- **Task requirements**
Repeat the full listing, word for word.

--- START ---

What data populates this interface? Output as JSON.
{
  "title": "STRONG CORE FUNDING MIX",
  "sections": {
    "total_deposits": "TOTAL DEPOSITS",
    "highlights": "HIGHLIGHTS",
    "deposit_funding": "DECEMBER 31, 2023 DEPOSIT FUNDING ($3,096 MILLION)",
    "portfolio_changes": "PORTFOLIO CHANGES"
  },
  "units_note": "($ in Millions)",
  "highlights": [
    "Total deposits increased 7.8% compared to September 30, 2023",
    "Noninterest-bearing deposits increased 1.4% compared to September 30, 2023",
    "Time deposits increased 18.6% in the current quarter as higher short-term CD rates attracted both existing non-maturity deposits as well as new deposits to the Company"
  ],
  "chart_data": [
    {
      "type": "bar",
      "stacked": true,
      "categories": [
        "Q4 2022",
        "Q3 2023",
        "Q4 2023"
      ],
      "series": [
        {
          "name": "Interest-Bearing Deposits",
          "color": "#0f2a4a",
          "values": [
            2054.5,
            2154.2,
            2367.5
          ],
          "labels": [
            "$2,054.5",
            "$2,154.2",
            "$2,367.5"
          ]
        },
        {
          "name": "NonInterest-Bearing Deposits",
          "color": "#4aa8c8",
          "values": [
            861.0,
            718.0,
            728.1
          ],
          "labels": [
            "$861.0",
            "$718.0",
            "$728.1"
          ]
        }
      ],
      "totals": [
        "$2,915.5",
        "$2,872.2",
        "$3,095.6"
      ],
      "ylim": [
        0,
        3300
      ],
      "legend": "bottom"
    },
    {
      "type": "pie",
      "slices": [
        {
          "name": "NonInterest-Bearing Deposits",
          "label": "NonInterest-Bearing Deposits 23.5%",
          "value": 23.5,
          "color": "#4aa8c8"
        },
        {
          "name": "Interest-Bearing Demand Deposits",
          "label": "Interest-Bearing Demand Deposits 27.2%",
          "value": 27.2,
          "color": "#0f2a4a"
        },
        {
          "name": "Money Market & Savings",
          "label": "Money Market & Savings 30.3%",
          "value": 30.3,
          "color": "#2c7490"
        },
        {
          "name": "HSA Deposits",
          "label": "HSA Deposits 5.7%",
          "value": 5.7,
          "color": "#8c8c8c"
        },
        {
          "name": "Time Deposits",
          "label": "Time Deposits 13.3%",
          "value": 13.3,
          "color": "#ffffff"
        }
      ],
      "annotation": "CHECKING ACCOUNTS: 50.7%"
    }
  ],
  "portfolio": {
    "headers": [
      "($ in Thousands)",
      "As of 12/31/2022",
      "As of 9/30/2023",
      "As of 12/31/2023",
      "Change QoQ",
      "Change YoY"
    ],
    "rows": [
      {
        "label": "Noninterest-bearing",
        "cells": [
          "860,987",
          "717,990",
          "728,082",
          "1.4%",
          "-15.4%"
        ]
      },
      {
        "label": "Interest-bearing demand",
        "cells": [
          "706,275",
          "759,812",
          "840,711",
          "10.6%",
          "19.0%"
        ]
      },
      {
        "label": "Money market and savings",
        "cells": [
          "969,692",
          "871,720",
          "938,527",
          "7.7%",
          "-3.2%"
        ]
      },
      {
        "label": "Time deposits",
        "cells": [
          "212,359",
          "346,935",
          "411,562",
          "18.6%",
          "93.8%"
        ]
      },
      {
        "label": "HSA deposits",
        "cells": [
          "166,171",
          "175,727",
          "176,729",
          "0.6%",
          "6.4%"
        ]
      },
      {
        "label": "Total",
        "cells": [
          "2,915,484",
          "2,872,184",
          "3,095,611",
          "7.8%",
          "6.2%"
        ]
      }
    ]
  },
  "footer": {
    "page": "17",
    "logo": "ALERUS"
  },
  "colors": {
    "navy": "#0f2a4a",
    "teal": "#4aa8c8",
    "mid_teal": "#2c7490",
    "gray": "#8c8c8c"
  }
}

--- END ---

- **Completed exercise**
What data populates this interface? Output as JSON.
{
  "title": "STRONG CORE FUNDING MIX",
  "sections": {
    "total_deposits": "TOTAL DEPOSITS",
    "highlights": "HIGHLIGHTS",
    "deposit_funding": "DECEMBER 31, 2023 DEPOSIT FUNDING ($3,096 MILLION)",
    "portfolio_changes": "PORTFOLIO CHANGES"
  },
  "units_note": "($ in Millions)",
  "highlights": [
    "Total deposits increased 7.8% compared to September 30, 2023",
    "Noninterest-bearing deposits increased 1.4% compared to September 30, 2023",
    "Time deposits increased 18.6% in the current quarter as higher short-term CD rates attracted both existing non-maturity deposits as well as new deposits to the Company"
  ],
  "chart_data": [
    {
      "type": "bar",
      "stacked": true,
      "categories": [
        "Q4 2022",
        "Q3 2023",
        "Q4 2023"
      ],
      "series": [
        {
          "name": "Interest-Bearing Deposits",
          "color": "#0f2a4a",
          "values": [
            2054.5,
            2154.2,
            2367.5
          ],
          "labels": [
            "$2,054.5",
            "$2,154.2",
            "$2,367.5"
          ]
        },
        {
          "name": "NonInterest-Bearing Deposits",
          "color": "#4aa8c8",
          "values": [
            861.0,
            718.0,
            728.1
          ],
          "labels": [
            "$861.0",
            "$718.0",
            "$728.1"
          ]
        }
      ],
      "totals": [
        "$2,915.5",
        "$2,872.2",
        "$3,095.6"
      ],
      "ylim": [
        0,
        3300
      ],
      "legend": "bottom"
    },
    {
      "type": "pie",
      "slices": [
        {
          "name": "NonInterest-Bearing Deposits",
          "label": "NonInterest-Bearing Deposits 23.5%",
          "value": 23.5,
          "color": "#4aa8c8"
        },
        {
          "name": "Interest-Bearing Demand Deposits",
          "label": "Interest-Bearing Demand Deposits 27.2%",
          "value": 27.2,
          "color": "#0f2a4a"
        },
        {
          "name": "Money Market & Savings",
          "label": "Money Market & Savings 30.3%",
          "value": 30.3,
          "color": "#2c7490"
        },
        {
          "name": "HSA Deposits",
          "label": "HSA Deposits 5.7%",
          "value": 5.7,
          "color": "#8c8c8c"
        },
        {
          "name": "Time Deposits",
          "label": "Time Deposits 13.3%",
          "value": 13.3,
          "color": "#ffffff"
        }
      ],
      "annotation": "CHECKING ACCOUNTS: 50.7%"
    }
  ],
  "portfolio": {
    "headers": [
      "($ in Thousands)",
      "As of 12/31/2022",
      "As of 9/30/2023",
      "As of 12/31/2023",
      "Change QoQ",
      "Change YoY"
    ],
    "rows": [
      {
        "label": "Noninterest-bearing",
        "cells": [
          "860,987",
          "717,990",
          "728,082",
          "1.4%",
          "-15.4%"
        ]
      },
      {
        "label": "Interest-bearing demand",
        "cells": [
          "706,275",
          "759,812",
          "840,711",
          "10.6%",
          "19.0%"
        ]
      },
      {
        "label": "Money market and savings",
        "cells": [
          "969,692",
          "871,720",
          "938,527",
          "7.7%",
          "-3.2%"
        ]
      },
      {
        "label": "Time deposits",
        "cells": [
          "212,359",
          "346,935",
          "411,562",
          "18.6%",
          "93.8%"
        ]
      },
      {
        "label": "HSA deposits",
        "cells": [
          "166,171",
          "175,727",
          "176,729",
          "0.6%",
          "6.4%"
        ]
      },
      {
        "label": "Total",
        "cells": [
          "2,915,484",
          "2,872,184",
          "3,095,611",
          "7.8%",
          "6.2%"
        ]
      }
    ]
  },
  "footer": {
    "page": "17",
    "logo": "ALERUS"
  },
  "colors": {
    "navy": "#0f2a4a",
    "teal": "#4aa8c8",
    "mid_teal": "#2c7490",
    "gray": "#8c8c8c"
  }
}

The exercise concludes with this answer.